++++ Listing

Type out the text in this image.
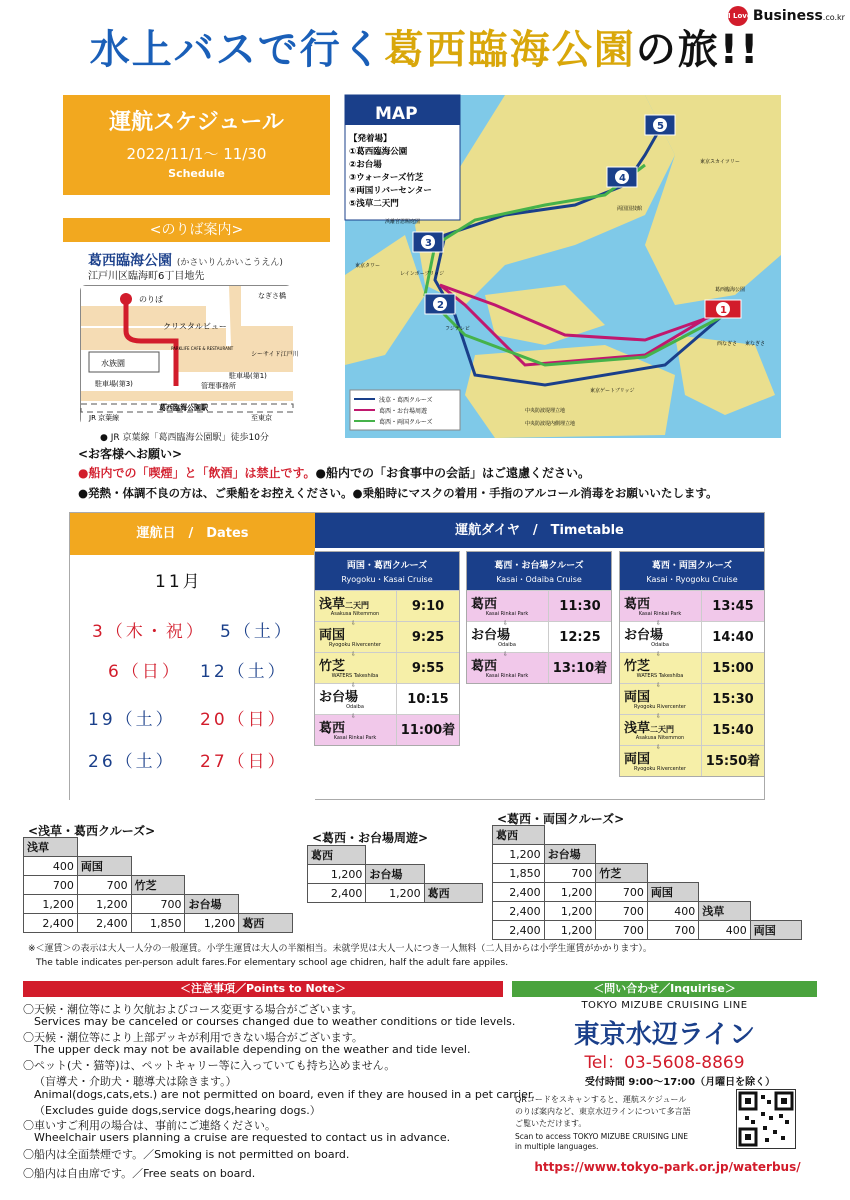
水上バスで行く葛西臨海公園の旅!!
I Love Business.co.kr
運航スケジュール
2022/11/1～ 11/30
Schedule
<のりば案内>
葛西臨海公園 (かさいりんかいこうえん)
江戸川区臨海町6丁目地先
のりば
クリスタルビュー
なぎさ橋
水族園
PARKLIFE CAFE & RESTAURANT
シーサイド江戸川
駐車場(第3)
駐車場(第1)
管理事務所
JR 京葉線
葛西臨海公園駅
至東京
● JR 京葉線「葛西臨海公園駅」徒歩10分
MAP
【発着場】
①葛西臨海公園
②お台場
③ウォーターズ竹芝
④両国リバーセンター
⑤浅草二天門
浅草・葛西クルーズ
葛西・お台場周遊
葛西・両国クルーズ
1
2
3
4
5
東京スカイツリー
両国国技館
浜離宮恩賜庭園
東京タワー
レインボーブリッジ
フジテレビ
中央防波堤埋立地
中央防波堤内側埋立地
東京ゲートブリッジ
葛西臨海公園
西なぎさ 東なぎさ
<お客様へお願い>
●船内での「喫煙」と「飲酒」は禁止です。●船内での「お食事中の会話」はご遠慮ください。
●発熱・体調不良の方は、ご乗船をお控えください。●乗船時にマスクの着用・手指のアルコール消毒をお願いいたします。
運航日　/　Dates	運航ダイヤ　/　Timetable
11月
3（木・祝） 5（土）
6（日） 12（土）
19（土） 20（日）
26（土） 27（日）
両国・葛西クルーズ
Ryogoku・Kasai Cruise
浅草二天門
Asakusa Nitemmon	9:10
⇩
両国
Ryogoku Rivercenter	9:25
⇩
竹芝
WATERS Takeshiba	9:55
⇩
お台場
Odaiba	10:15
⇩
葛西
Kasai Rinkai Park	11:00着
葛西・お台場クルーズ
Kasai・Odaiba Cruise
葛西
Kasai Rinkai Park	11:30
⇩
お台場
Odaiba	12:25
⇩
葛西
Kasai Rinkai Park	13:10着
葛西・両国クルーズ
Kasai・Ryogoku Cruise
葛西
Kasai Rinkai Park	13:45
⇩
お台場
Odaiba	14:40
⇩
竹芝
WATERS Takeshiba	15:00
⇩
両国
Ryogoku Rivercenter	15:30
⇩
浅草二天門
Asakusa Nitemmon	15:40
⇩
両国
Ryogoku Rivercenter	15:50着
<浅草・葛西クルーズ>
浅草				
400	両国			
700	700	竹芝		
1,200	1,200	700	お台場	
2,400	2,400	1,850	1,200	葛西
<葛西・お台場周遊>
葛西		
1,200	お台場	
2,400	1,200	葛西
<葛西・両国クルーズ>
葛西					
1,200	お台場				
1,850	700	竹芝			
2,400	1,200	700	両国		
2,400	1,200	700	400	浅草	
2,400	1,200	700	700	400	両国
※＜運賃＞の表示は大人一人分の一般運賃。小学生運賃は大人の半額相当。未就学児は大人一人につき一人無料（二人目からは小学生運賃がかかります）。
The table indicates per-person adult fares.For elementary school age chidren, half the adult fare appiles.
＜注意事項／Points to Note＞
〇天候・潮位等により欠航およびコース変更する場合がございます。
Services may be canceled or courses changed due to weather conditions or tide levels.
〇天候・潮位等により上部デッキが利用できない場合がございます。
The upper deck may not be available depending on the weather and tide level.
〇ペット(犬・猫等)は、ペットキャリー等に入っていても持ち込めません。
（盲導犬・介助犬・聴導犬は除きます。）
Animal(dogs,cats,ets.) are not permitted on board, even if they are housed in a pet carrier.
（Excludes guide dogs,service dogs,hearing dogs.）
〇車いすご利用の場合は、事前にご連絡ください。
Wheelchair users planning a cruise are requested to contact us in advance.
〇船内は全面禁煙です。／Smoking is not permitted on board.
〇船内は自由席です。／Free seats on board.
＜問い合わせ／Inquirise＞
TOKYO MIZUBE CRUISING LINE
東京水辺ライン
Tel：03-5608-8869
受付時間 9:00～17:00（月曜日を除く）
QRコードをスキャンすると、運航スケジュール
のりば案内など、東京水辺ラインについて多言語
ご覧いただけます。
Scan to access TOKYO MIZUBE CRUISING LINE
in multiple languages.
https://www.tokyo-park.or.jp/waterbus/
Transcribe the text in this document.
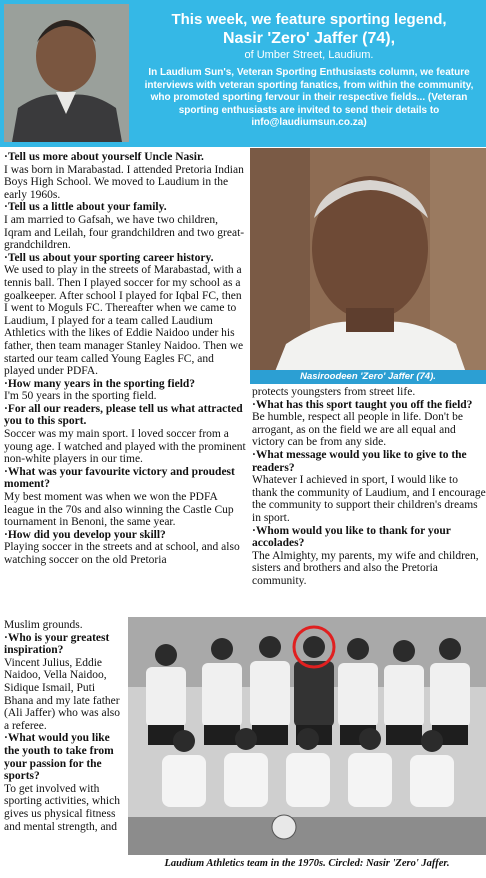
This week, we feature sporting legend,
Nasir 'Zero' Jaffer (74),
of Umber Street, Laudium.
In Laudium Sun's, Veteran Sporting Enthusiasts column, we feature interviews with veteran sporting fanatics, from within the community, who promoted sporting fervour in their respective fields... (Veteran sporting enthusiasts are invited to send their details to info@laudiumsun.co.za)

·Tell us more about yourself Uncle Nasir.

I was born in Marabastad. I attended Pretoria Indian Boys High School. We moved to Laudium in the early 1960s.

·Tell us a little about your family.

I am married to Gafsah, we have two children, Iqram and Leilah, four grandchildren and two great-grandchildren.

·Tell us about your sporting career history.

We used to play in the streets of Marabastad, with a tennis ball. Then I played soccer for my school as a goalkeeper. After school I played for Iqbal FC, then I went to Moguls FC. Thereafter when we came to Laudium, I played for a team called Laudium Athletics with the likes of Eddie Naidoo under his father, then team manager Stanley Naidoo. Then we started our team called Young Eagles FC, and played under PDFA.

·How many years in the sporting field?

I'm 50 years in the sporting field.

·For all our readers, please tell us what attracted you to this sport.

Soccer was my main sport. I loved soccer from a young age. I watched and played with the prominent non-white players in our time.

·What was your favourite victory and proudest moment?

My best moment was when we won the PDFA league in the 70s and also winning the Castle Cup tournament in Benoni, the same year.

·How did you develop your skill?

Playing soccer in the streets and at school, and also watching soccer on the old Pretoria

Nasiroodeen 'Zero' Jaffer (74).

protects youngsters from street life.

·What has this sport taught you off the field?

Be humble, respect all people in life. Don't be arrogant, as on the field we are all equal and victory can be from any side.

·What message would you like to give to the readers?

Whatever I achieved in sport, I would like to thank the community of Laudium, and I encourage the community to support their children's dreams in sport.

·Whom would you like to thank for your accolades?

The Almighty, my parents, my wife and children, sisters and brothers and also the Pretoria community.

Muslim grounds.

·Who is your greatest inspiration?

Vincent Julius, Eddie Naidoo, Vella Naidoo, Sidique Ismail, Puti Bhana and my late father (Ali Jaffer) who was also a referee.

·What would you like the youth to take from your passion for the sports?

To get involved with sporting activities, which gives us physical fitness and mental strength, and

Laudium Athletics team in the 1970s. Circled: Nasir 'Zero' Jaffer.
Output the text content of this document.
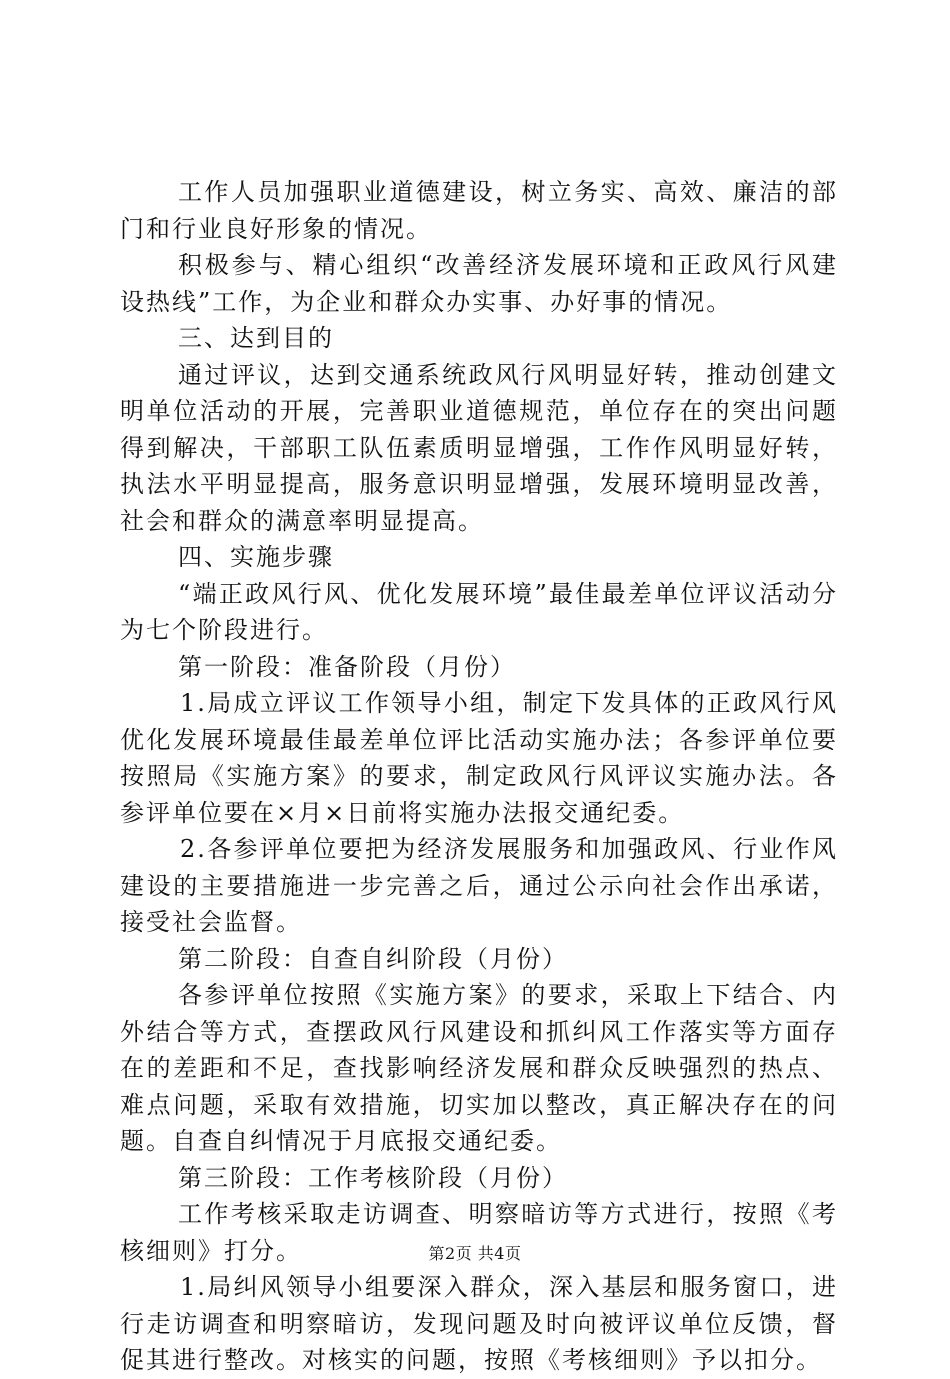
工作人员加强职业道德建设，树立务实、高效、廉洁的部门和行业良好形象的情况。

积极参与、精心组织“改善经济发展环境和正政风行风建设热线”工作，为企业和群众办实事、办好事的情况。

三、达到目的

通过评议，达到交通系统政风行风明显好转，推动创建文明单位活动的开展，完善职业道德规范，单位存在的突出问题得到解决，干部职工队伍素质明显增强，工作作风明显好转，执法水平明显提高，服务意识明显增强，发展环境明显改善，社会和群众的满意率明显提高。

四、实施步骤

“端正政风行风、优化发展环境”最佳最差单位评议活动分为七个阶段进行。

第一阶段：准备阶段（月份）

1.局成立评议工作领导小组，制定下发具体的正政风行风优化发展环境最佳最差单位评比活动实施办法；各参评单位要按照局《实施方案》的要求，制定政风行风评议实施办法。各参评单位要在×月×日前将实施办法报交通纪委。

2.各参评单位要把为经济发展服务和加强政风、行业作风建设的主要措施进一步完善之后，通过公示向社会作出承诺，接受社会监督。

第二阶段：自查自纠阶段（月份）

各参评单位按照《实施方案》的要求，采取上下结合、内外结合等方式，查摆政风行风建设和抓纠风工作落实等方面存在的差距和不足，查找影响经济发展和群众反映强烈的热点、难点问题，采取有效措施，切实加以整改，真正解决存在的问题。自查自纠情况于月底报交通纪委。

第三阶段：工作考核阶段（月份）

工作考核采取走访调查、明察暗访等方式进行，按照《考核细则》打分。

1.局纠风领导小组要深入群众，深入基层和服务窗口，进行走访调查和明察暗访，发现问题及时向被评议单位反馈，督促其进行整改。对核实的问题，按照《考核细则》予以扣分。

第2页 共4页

++++++++

● **Set task**
Extract only the lines from the line containing "Output the text content of this document." through the final line of the listing above, unchanged; pictures stay out of the copy.

● **The answer**
Output the text content of this document.
工作人员加强职业道德建设，树立务实、高效、廉洁的部门和行业良好形象的情况。

积极参与、精心组织“改善经济发展环境和正政风行风建设热线”工作，为企业和群众办实事、办好事的情况。

三、达到目的

通过评议，达到交通系统政风行风明显好转，推动创建文明单位活动的开展，完善职业道德规范，单位存在的突出问题得到解决，干部职工队伍素质明显增强，工作作风明显好转，执法水平明显提高，服务意识明显增强，发展环境明显改善，社会和群众的满意率明显提高。

四、实施步骤

“端正政风行风、优化发展环境”最佳最差单位评议活动分为七个阶段进行。

第一阶段：准备阶段（月份）

1.局成立评议工作领导小组，制定下发具体的正政风行风优化发展环境最佳最差单位评比活动实施办法；各参评单位要按照局《实施方案》的要求，制定政风行风评议实施办法。各参评单位要在×月×日前将实施办法报交通纪委。

2.各参评单位要把为经济发展服务和加强政风、行业作风建设的主要措施进一步完善之后，通过公示向社会作出承诺，接受社会监督。

第二阶段：自查自纠阶段（月份）

各参评单位按照《实施方案》的要求，采取上下结合、内外结合等方式，查摆政风行风建设和抓纠风工作落实等方面存在的差距和不足，查找影响经济发展和群众反映强烈的热点、难点问题，采取有效措施，切实加以整改，真正解决存在的问题。自查自纠情况于月底报交通纪委。

第三阶段：工作考核阶段（月份）

工作考核采取走访调查、明察暗访等方式进行，按照《考核细则》打分。

1.局纠风领导小组要深入群众，深入基层和服务窗口，进行走访调查和明察暗访，发现问题及时向被评议单位反馈，督促其进行整改。对核实的问题，按照《考核细则》予以扣分。

第2页 共4页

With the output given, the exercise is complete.